• _WHAT NEEDS TO BE DONE_: Below is a listing; copy all of it exactly.

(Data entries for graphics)
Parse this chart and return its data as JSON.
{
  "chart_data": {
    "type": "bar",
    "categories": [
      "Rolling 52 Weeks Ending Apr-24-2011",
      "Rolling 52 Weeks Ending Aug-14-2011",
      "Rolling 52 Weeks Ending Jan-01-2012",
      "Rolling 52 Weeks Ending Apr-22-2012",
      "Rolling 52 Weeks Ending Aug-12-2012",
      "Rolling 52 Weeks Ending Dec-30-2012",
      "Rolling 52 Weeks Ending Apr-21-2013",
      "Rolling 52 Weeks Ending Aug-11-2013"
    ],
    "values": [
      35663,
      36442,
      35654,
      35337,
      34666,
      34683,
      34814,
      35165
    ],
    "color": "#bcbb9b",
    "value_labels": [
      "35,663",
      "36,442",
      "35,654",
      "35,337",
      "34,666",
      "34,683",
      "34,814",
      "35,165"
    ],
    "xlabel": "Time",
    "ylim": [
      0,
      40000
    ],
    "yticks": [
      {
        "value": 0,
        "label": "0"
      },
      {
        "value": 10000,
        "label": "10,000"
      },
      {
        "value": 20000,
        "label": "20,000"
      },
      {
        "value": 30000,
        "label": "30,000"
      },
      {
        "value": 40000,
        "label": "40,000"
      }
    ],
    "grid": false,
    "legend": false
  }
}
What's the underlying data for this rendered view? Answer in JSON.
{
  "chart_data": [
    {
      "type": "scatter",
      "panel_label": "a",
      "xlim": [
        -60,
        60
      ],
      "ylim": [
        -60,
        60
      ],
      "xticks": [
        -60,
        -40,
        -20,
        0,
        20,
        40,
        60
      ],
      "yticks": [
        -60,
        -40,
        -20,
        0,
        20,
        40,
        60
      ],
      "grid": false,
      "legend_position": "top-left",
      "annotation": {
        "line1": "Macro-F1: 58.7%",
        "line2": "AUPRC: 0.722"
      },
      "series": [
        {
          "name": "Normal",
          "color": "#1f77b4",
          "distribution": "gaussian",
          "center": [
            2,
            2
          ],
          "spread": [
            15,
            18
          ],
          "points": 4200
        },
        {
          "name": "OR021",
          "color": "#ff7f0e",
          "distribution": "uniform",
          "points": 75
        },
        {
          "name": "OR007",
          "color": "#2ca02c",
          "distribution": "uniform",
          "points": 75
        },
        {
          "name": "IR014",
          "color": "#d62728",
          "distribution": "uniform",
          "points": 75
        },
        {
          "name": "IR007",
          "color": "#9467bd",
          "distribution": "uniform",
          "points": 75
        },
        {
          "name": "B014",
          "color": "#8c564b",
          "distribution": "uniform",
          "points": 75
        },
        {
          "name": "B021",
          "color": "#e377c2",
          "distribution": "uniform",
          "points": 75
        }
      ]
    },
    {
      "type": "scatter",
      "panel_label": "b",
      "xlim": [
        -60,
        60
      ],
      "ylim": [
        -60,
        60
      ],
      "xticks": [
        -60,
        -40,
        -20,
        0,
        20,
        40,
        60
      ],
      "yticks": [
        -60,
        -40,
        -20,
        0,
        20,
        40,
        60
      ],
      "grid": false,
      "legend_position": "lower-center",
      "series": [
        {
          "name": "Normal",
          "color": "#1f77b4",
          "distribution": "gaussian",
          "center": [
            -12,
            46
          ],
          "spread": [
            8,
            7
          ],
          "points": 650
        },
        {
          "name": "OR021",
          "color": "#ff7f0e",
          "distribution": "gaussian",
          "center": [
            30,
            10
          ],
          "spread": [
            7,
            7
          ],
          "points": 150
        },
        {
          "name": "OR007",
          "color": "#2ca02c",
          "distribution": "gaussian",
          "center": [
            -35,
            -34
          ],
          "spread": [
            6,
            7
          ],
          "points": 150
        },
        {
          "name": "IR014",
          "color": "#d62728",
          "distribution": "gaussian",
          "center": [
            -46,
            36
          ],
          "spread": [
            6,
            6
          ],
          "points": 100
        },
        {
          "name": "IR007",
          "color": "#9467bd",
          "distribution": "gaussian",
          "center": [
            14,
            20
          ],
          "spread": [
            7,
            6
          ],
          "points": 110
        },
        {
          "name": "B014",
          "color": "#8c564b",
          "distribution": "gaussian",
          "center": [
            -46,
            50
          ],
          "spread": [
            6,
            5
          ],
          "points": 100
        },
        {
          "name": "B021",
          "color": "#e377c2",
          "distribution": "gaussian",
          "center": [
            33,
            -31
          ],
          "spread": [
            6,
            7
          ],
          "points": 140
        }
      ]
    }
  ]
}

• _RESPONSE FOR THIS EXERCISE_:
Parse this chart and return its data as JSON.
{
  "chart_data": {
    "type": "bar",
    "categories": [
      "Rolling 52 Weeks Ending Apr-24-2011",
      "Rolling 52 Weeks Ending Aug-14-2011",
      "Rolling 52 Weeks Ending Jan-01-2012",
      "Rolling 52 Weeks Ending Apr-22-2012",
      "Rolling 52 Weeks Ending Aug-12-2012",
      "Rolling 52 Weeks Ending Dec-30-2012",
      "Rolling 52 Weeks Ending Apr-21-2013",
      "Rolling 52 Weeks Ending Aug-11-2013"
    ],
    "values": [
      35663,
      36442,
      35654,
      35337,
      34666,
      34683,
      34814,
      35165
    ],
    "color": "#bcbb9b",
    "value_labels": [
      "35,663",
      "36,442",
      "35,654",
      "35,337",
      "34,666",
      "34,683",
      "34,814",
      "35,165"
    ],
    "xlabel": "Time",
    "ylim": [
      0,
      40000
    ],
    "yticks": [
      {
        "value": 0,
        "label": "0"
      },
      {
        "value": 10000,
        "label": "10,000"
      },
      {
        "value": 20000,
        "label": "20,000"
      },
      {
        "value": 30000,
        "label": "30,000"
      },
      {
        "value": 40000,
        "label": "40,000"
      }
    ],
    "grid": false,
    "legend": false
  }
}
What's the underlying data for this rendered view? Answer in JSON.
{
  "chart_data": [
    {
      "type": "scatter",
      "panel_label": "a",
      "xlim": [
        -60,
        60
      ],
      "ylim": [
        -60,
        60
      ],
      "xticks": [
        -60,
        -40,
        -20,
        0,
        20,
        40,
        60
      ],
      "yticks": [
        -60,
        -40,
        -20,
        0,
        20,
        40,
        60
      ],
      "grid": false,
      "legend_position": "top-left",
      "annotation": {
        "line1": "Macro-F1: 58.7%",
        "line2": "AUPRC: 0.722"
      },
      "series": [
        {
          "name": "Normal",
          "color": "#1f77b4",
          "distribution": "gaussian",
          "center": [
            2,
            2
          ],
          "spread": [
            15,
            18
          ],
          "points": 4200
        },
        {
          "name": "OR021",
          "color": "#ff7f0e",
          "distribution": "uniform",
          "points": 75
        },
        {
          "name": "OR007",
          "color": "#2ca02c",
          "distribution": "uniform",
          "points": 75
        },
        {
          "name": "IR014",
          "color": "#d62728",
          "distribution": "uniform",
          "points": 75
        },
        {
          "name": "IR007",
          "color": "#9467bd",
          "distribution": "uniform",
          "points": 75
        },
        {
          "name": "B014",
          "color": "#8c564b",
          "distribution": "uniform",
          "points": 75
        },
        {
          "name": "B021",
          "color": "#e377c2",
          "distribution": "uniform",
          "points": 75
        }
      ]
    },
    {
      "type": "scatter",
      "panel_label": "b",
      "xlim": [
        -60,
        60
      ],
      "ylim": [
        -60,
        60
      ],
      "xticks": [
        -60,
        -40,
        -20,
        0,
        20,
        40,
        60
      ],
      "yticks": [
        -60,
        -40,
        -20,
        0,
        20,
        40,
        60
      ],
      "grid": false,
      "legend_position": "lower-center",
      "series": [
        {
          "name": "Normal",
          "color": "#1f77b4",
          "distribution": "gaussian",
          "center": [
            -12,
            46
          ],
          "spread": [
            8,
            7
          ],
          "points": 650
        },
        {
          "name": "OR021",
          "color": "#ff7f0e",
          "distribution": "gaussian",
          "center": [
            30,
            10
          ],
          "spread": [
            7,
            7
          ],
          "points": 150
        },
        {
          "name": "OR007",
          "color": "#2ca02c",
          "distribution": "gaussian",
          "center": [
            -35,
            -34
          ],
          "spread": [
            6,
            7
          ],
          "points": 150
        },
        {
          "name": "IR014",
          "color": "#d62728",
          "distribution": "gaussian",
          "center": [
            -46,
            36
          ],
          "spread": [
            6,
            6
          ],
          "points": 100
        },
        {
          "name": "IR007",
          "color": "#9467bd",
          "distribution": "gaussian",
          "center": [
            14,
            20
          ],
          "spread": [
            7,
            6
          ],
          "points": 110
        },
        {
          "name": "B014",
          "color": "#8c564b",
          "distribution": "gaussian",
          "center": [
            -46,
            50
          ],
          "spread": [
            6,
            5
          ],
          "points": 100
        },
        {
          "name": "B021",
          "color": "#e377c2",
          "distribution": "gaussian",
          "center": [
            33,
            -31
          ],
          "spread": [
            6,
            7
          ],
          "points": 140
        }
      ]
    }
  ]
}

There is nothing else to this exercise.